[Dataset excerpt]
— begin —

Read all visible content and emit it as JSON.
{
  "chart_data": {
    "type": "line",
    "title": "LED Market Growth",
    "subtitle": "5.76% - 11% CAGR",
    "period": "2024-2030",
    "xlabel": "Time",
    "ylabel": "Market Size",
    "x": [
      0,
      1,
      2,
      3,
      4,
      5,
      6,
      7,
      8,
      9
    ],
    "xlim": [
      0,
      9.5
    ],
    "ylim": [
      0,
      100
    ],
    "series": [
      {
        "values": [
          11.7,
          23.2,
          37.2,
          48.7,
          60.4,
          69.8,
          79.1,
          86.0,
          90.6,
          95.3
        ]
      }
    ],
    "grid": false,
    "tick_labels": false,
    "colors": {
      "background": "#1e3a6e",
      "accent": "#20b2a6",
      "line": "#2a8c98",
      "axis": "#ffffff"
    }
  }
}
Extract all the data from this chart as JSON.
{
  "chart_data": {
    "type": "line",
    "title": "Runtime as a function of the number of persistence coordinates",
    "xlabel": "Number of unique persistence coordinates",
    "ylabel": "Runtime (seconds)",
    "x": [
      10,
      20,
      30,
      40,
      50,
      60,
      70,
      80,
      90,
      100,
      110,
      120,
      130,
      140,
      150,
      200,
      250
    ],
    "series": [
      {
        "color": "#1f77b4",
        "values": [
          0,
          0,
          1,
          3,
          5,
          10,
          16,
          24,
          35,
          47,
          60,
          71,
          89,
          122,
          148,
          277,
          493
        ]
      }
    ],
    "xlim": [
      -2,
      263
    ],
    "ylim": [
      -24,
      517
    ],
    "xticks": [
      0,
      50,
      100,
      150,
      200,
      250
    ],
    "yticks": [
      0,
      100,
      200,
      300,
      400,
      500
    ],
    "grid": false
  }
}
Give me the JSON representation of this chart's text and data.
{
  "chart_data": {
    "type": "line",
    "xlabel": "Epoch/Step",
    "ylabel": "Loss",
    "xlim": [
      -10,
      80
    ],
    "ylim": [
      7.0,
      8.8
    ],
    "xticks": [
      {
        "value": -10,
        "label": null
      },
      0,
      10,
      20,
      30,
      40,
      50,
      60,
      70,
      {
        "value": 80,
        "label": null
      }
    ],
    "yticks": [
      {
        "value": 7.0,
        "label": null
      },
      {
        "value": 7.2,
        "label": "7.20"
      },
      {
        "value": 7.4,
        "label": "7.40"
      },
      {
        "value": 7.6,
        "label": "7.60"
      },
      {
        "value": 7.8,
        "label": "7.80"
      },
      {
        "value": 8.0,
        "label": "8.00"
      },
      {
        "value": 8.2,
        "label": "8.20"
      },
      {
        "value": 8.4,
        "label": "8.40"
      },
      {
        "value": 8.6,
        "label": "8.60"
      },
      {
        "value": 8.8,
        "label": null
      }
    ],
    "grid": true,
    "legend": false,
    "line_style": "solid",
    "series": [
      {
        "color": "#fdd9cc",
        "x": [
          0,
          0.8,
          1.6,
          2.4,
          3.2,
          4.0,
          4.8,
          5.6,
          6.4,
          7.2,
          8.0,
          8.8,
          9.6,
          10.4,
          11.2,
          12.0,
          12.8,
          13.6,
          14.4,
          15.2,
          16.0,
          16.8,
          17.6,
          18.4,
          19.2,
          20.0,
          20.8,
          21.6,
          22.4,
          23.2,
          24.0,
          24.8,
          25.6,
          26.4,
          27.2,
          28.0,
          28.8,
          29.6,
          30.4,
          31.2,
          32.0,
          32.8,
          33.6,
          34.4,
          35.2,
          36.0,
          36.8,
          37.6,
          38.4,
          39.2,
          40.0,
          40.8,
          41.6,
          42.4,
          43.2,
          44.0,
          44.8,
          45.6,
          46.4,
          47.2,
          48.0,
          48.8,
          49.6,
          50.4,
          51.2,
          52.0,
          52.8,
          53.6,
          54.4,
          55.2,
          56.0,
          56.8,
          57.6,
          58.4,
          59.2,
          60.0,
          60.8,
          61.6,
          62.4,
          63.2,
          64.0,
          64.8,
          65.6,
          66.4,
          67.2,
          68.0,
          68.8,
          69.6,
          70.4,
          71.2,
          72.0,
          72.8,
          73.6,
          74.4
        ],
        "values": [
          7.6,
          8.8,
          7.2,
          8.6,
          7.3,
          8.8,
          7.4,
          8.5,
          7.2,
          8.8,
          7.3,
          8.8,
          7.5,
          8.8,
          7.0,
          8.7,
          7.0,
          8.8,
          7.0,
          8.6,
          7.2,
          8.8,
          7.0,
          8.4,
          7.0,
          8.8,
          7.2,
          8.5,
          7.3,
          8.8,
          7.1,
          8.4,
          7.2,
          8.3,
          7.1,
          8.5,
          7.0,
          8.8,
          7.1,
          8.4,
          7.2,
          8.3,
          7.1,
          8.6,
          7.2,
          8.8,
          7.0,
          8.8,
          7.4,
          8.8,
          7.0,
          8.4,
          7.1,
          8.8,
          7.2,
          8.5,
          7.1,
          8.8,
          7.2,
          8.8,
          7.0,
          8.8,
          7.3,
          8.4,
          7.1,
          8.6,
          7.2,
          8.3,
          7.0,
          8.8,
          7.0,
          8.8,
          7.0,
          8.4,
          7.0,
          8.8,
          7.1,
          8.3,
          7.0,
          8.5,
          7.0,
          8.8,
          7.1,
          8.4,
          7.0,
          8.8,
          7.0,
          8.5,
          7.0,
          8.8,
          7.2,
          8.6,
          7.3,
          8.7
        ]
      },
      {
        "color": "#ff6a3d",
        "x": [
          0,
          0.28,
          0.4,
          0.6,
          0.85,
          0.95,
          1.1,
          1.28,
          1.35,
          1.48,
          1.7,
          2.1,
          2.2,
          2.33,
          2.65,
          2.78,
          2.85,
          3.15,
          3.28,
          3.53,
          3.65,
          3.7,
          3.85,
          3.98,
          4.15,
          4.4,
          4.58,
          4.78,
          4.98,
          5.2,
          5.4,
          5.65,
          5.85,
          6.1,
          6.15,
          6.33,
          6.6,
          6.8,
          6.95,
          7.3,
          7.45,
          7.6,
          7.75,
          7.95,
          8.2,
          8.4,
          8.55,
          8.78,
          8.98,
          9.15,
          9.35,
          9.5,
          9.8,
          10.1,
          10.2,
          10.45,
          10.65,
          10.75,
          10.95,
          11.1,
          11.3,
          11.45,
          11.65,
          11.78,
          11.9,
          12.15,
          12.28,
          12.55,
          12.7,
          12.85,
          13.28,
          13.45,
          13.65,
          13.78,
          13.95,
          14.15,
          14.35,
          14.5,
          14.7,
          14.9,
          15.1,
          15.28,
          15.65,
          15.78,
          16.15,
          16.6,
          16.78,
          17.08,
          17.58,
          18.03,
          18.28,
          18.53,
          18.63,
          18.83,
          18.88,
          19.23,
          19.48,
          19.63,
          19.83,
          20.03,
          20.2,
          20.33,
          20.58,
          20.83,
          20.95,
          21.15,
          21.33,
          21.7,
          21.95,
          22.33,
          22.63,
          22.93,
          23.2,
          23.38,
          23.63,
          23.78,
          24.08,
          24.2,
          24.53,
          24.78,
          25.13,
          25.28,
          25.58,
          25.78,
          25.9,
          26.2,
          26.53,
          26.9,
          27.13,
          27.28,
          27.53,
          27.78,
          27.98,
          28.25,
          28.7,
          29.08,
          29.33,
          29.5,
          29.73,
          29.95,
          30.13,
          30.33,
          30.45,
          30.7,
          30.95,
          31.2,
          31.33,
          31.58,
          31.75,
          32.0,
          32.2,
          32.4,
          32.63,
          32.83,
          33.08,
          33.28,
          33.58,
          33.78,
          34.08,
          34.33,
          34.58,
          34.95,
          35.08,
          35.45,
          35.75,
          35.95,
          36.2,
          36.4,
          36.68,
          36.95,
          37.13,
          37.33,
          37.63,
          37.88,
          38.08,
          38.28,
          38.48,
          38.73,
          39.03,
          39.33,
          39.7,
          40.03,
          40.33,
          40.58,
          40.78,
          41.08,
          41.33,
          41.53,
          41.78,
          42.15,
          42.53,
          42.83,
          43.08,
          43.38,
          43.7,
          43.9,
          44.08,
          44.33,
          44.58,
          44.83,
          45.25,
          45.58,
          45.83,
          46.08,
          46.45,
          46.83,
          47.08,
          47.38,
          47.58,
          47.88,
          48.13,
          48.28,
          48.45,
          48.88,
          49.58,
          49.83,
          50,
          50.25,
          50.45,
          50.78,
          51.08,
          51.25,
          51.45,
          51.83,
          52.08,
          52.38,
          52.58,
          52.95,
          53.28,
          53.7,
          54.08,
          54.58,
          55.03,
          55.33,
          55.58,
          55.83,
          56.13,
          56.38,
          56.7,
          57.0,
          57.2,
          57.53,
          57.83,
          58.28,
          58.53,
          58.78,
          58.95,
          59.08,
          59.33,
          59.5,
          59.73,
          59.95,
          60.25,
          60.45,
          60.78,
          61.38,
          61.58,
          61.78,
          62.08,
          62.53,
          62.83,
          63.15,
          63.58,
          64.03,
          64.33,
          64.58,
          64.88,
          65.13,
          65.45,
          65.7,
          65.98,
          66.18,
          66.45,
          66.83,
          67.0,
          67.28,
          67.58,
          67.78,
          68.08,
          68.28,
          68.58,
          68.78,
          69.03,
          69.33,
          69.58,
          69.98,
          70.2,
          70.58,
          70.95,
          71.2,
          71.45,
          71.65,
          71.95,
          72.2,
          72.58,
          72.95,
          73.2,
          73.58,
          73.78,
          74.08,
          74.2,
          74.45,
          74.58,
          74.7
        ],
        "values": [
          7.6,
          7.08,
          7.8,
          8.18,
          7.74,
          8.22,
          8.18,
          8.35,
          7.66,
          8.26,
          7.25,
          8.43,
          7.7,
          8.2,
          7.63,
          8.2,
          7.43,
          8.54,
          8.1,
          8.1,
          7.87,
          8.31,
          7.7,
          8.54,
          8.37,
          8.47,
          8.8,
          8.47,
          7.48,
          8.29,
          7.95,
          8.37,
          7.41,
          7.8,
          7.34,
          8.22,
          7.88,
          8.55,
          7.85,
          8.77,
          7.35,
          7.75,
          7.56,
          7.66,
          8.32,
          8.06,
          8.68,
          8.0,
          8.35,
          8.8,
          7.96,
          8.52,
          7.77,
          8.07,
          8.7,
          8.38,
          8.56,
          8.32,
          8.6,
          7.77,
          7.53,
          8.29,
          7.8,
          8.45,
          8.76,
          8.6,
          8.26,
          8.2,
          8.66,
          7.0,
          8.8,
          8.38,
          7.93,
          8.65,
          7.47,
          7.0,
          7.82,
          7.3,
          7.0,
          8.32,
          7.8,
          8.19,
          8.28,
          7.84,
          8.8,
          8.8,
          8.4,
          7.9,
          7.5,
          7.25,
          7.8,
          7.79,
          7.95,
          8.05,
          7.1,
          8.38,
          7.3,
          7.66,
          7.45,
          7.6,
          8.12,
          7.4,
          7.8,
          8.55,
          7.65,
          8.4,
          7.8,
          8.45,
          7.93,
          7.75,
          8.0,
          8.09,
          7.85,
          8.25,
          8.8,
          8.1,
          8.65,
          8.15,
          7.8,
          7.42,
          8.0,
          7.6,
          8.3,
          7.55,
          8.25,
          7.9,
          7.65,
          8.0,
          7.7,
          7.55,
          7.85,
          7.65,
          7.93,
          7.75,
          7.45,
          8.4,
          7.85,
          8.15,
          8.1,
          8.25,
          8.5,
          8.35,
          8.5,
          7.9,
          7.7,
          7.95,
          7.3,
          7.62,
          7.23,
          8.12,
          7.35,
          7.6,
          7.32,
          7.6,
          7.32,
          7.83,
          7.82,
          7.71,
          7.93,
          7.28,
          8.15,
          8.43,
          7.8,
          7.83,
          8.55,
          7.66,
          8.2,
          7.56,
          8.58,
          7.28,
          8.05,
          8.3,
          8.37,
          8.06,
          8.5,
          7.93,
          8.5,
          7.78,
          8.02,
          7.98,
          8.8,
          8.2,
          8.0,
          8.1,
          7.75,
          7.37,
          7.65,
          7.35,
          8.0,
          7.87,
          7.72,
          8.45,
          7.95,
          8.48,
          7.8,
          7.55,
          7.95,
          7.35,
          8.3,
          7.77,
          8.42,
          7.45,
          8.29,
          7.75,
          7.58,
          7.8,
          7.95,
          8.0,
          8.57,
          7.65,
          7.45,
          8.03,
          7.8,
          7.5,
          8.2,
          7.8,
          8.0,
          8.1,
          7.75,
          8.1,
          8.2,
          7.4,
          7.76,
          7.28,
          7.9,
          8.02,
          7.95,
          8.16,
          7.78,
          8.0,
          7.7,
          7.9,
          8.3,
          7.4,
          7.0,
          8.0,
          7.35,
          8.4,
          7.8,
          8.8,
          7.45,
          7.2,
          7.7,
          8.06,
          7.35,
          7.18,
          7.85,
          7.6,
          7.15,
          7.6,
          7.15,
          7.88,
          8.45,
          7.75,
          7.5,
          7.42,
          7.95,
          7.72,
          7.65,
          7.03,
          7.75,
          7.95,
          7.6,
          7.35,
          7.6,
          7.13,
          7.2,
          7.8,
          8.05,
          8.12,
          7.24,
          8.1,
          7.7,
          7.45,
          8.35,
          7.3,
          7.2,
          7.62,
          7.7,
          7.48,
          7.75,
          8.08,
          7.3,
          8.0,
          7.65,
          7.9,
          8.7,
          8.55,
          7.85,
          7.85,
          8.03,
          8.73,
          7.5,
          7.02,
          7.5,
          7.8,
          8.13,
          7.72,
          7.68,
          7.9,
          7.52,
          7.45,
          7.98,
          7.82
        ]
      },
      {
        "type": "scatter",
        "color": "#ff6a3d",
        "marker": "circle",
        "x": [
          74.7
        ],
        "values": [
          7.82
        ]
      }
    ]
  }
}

— end —

Only lines holding the string "ylabel" are wanted; gather each one from the entries above.

ANSWER BELOW -
    "ylabel": "Market Size",
    "ylabel": "Runtime (seconds)",
    "ylabel": "Loss",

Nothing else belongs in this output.